> [PROVIDED RECORDS]:

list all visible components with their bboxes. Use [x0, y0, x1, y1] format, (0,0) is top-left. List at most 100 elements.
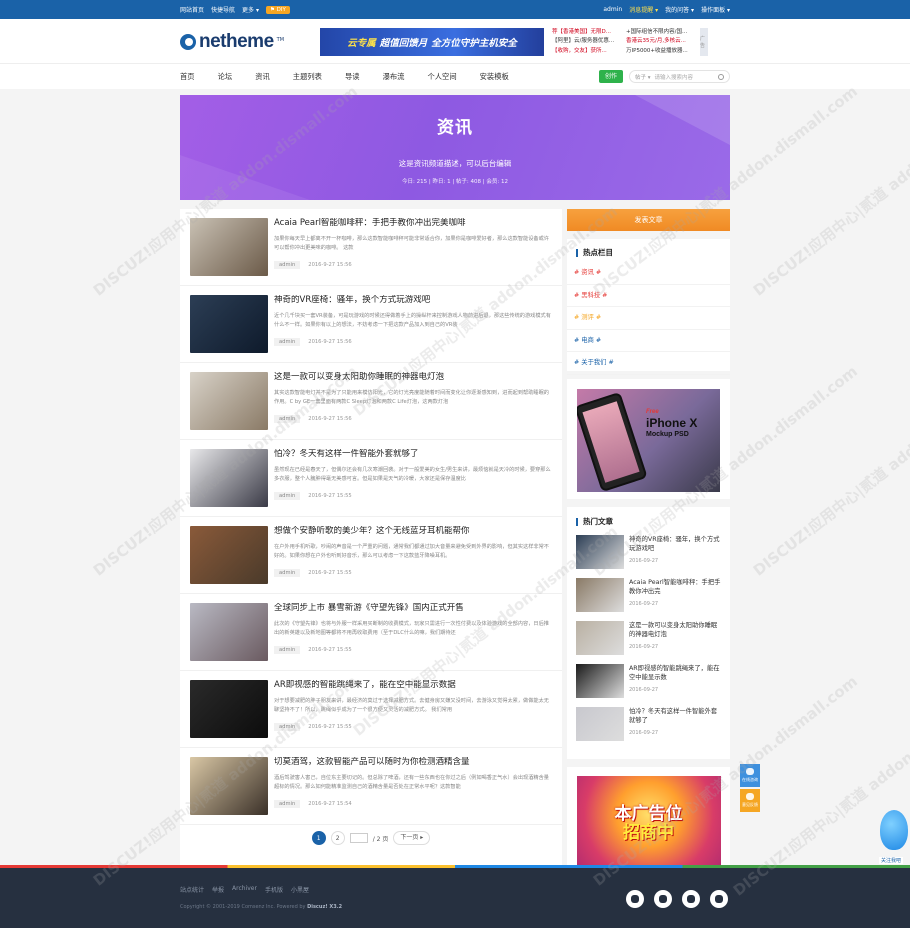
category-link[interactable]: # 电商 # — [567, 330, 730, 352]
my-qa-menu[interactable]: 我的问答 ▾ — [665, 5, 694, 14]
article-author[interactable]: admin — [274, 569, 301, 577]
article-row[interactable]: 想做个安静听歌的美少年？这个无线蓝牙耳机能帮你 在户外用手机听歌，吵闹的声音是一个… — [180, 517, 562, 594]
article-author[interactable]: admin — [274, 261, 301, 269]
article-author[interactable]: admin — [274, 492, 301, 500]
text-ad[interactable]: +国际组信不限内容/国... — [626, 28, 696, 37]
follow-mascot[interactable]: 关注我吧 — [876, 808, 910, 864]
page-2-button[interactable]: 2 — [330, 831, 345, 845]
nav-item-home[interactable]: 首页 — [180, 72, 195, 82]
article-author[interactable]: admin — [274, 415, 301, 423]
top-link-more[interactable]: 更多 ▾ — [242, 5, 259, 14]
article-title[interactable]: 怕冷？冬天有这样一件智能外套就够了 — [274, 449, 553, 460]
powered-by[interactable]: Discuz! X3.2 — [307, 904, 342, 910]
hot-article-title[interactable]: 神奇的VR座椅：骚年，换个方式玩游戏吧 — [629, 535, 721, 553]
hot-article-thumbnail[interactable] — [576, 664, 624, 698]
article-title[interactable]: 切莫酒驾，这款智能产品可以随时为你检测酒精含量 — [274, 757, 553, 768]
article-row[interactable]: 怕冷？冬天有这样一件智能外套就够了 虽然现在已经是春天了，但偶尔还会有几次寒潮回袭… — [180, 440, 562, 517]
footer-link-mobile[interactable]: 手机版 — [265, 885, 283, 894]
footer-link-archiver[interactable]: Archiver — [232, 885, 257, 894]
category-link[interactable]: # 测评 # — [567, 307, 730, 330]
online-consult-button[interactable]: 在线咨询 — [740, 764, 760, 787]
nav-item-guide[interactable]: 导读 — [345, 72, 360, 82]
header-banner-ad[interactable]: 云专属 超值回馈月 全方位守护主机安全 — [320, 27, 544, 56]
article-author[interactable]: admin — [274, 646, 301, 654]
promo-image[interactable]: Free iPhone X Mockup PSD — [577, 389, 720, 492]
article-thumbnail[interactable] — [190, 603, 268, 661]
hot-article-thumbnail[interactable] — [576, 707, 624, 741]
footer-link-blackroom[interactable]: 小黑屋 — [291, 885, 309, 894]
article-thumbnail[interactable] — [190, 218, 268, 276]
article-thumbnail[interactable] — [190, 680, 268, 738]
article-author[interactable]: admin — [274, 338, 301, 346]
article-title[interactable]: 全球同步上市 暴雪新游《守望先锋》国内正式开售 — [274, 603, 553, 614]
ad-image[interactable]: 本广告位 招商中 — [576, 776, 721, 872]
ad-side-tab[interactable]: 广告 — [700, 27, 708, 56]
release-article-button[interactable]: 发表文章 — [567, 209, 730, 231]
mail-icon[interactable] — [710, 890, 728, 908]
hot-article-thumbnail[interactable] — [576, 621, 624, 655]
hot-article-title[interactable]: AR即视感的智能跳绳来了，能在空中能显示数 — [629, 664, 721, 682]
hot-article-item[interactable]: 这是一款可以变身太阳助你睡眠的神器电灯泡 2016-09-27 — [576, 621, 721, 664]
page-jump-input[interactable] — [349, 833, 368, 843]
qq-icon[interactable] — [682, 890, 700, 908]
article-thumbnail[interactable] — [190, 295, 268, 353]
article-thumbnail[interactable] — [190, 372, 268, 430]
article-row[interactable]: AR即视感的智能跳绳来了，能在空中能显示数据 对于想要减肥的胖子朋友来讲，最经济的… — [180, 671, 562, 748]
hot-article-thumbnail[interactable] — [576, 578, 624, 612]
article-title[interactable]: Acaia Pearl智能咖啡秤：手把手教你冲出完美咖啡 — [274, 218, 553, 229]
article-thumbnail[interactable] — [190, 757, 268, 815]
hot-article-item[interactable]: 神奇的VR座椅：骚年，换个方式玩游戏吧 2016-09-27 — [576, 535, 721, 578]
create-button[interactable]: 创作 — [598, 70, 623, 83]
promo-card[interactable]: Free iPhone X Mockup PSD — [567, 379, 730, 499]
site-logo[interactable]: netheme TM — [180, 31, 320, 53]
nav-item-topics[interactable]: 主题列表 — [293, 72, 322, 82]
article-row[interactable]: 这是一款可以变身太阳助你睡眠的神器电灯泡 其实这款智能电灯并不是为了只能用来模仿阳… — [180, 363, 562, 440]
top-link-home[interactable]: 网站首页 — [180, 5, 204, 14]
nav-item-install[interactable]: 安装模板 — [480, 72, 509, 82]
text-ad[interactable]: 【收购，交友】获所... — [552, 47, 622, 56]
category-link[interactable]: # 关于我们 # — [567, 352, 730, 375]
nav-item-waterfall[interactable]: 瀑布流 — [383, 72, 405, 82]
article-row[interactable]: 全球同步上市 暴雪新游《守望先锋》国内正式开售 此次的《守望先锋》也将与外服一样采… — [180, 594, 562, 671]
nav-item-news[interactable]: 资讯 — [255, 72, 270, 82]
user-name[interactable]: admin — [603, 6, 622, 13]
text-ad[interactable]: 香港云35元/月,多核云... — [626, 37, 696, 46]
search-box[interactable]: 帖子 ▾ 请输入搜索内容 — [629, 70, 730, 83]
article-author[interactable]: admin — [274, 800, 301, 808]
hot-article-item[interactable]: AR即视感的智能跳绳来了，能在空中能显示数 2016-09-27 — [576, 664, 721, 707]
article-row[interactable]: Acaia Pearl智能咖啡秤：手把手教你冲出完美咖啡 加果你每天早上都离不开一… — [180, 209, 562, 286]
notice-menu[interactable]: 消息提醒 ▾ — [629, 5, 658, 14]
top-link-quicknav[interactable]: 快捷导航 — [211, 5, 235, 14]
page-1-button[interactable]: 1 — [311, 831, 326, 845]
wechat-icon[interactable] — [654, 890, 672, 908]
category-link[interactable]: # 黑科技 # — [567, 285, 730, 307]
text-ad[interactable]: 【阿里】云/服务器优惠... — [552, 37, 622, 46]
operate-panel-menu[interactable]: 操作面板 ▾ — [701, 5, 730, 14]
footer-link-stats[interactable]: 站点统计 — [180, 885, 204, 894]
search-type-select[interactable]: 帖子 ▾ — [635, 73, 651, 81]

> [GIVEN INSTRUCTION]: Reproduce all of the data above with every instance of "article-author" replaced by "post-author", leaving everything else unchanged. Omit the pictures.

> [ANSWER]:
list all visible components with their bboxes. Use [x0, y0, x1, y1] format, (0,0) is top-left. List at most 100 elements.
category-link[interactable]: # 电商 # — [567, 330, 730, 352]
my-qa-menu[interactable]: 我的问答 ▾ — [665, 5, 694, 14]
post-author[interactable]: admin — [274, 569, 301, 577]
article-row[interactable]: 想做个安静听歌的美少年？这个无线蓝牙耳机能帮你 在户外用手机听歌，吵闹的声音是一个… — [180, 517, 562, 594]
post-author[interactable]: admin — [274, 261, 301, 269]
post-author[interactable]: admin — [274, 492, 301, 500]
text-ad[interactable]: +国际组信不限内容/国... — [626, 28, 696, 37]
follow-mascot[interactable]: 关注我吧 — [876, 808, 910, 864]
page-2-button[interactable]: 2 — [330, 831, 345, 845]
nav-item-home[interactable]: 首页 — [180, 72, 195, 82]
post-author[interactable]: admin — [274, 415, 301, 423]
top-link-more[interactable]: 更多 ▾ — [242, 5, 259, 14]
article-title[interactable]: 怕冷？冬天有这样一件智能外套就够了 — [274, 449, 553, 460]
powered-by[interactable]: Discuz! X3.2 — [307, 904, 342, 910]
hot-article-title[interactable]: 神奇的VR座椅：骚年，换个方式玩游戏吧 — [629, 535, 721, 553]
hot-article-thumbnail[interactable] — [576, 664, 624, 698]
article-title[interactable]: 切莫酒驾，这款智能产品可以随时为你检测酒精含量 — [274, 757, 553, 768]
article-row[interactable]: 怕冷？冬天有这样一件智能外套就够了 虽然现在已经是春天了，但偶尔还会有几次寒潮回袭… — [180, 440, 562, 517]
footer-link-mobile[interactable]: 手机版 — [265, 885, 283, 894]
footer-link-archiver[interactable]: Archiver — [232, 885, 257, 894]
category-link[interactable]: # 测评 # — [567, 307, 730, 330]
online-consult-button[interactable]: 在线咨询 — [740, 764, 760, 787]
nav-item-guide[interactable]: 导读 — [345, 72, 360, 82]
header-banner-ad[interactable]: 云专属 超值回馈月 全方位守护主机安全 — [320, 27, 544, 56]
post-author[interactable]: admin — [274, 646, 301, 654]
promo-image[interactable]: Free iPhone X Mockup PSD — [577, 389, 720, 492]
article-thumbnail[interactable] — [190, 603, 268, 661]
hot-article-thumbnail[interactable] — [576, 707, 624, 741]
footer-link-blackroom[interactable]: 小黑屋 — [291, 885, 309, 894]
article-thumbnail[interactable] — [190, 218, 268, 276]
article-thumbnail[interactable] — [190, 680, 268, 738]
post-author[interactable]: admin — [274, 338, 301, 346]
article-title[interactable]: 全球同步上市 暴雪新游《守望先锋》国内正式开售 — [274, 603, 553, 614]
ad-image[interactable]: 本广告位 招商中 — [576, 776, 721, 872]
ad-side-tab[interactable]: 广告 — [700, 27, 708, 56]
release-article-button[interactable]: 发表文章 — [567, 209, 730, 231]
mail-icon[interactable] — [710, 890, 728, 908]
hot-article-thumbnail[interactable] — [576, 621, 624, 655]
hot-article-title[interactable]: AR即视感的智能跳绳来了，能在空中能显示数 — [629, 664, 721, 682]
hot-article-item[interactable]: 这是一款可以变身太阳助你睡眠的神器电灯泡 2016-09-27 — [576, 621, 721, 664]
page-jump-input[interactable] — [349, 833, 368, 843]
qq-icon[interactable] — [682, 890, 700, 908]
article-thumbnail[interactable] — [190, 295, 268, 353]
article-thumbnail[interactable] — [190, 372, 268, 430]
article-row[interactable]: AR即视感的智能跳绳来了，能在空中能显示数据 对于想要减肥的胖子朋友来讲，最经济的… — [180, 671, 562, 748]
hot-article-thumbnail[interactable] — [576, 578, 624, 612]
article-title[interactable]: Acaia Pearl智能咖啡秤：手把手教你冲出完美咖啡 — [274, 218, 553, 229]
article-thumbnail[interactable] — [190, 757, 268, 815]
hot-article-item[interactable]: 神奇的VR座椅：骚年，换个方式玩游戏吧 2016-09-27 — [576, 535, 721, 578]
create-button[interactable]: 创作 — [598, 70, 623, 83]
promo-card[interactable]: Free iPhone X Mockup PSD — [567, 379, 730, 499]
site-logo[interactable]: netheme TM — [180, 31, 320, 53]
nav-item-topics[interactable]: 主题列表 — [293, 72, 322, 82]
article-row[interactable]: 这是一款可以变身太阳助你睡眠的神器电灯泡 其实这款智能电灯并不是为了只能用来模仿阳… — [180, 363, 562, 440]
top-link-home[interactable]: 网站首页 — [180, 5, 204, 14]
nav-item-install[interactable]: 安装模板 — [480, 72, 509, 82]
text-ad[interactable]: 【收购，交友】获所... — [552, 47, 622, 56]
category-link[interactable]: # 关于我们 # — [567, 352, 730, 375]
nav-item-waterfall[interactable]: 瀑布流 — [383, 72, 405, 82]
article-row[interactable]: 全球同步上市 暴雪新游《守望先锋》国内正式开售 此次的《守望先锋》也将与外服一样采… — [180, 594, 562, 671]
nav-item-news[interactable]: 资讯 — [255, 72, 270, 82]
user-name[interactable]: admin — [603, 6, 622, 13]
text-ad[interactable]: 香港云35元/月,多核云... — [626, 37, 696, 46]
search-box[interactable]: 帖子 ▾ 请输入搜索内容 — [629, 70, 730, 83]
post-author[interactable]: admin — [274, 800, 301, 808]
hot-article-item[interactable]: AR即视感的智能跳绳来了，能在空中能显示数 2016-09-27 — [576, 664, 721, 707]
article-row[interactable]: Acaia Pearl智能咖啡秤：手把手教你冲出完美咖啡 加果你每天早上都离不开一… — [180, 209, 562, 286]
notice-menu[interactable]: 消息提醒 ▾ — [629, 5, 658, 14]
top-link-quicknav[interactable]: 快捷导航 — [211, 5, 235, 14]
page-1-button[interactable]: 1 — [311, 831, 326, 845]
wechat-icon[interactable] — [654, 890, 672, 908]
category-link[interactable]: # 黑科技 # — [567, 285, 730, 307]
text-ad[interactable]: 【阿里】云/服务器优惠... — [552, 37, 622, 46]
operate-panel-menu[interactable]: 操作面板 ▾ — [701, 5, 730, 14]
footer-link-stats[interactable]: 站点统计 — [180, 885, 204, 894]
search-type-select[interactable]: 帖子 ▾ — [635, 73, 651, 81]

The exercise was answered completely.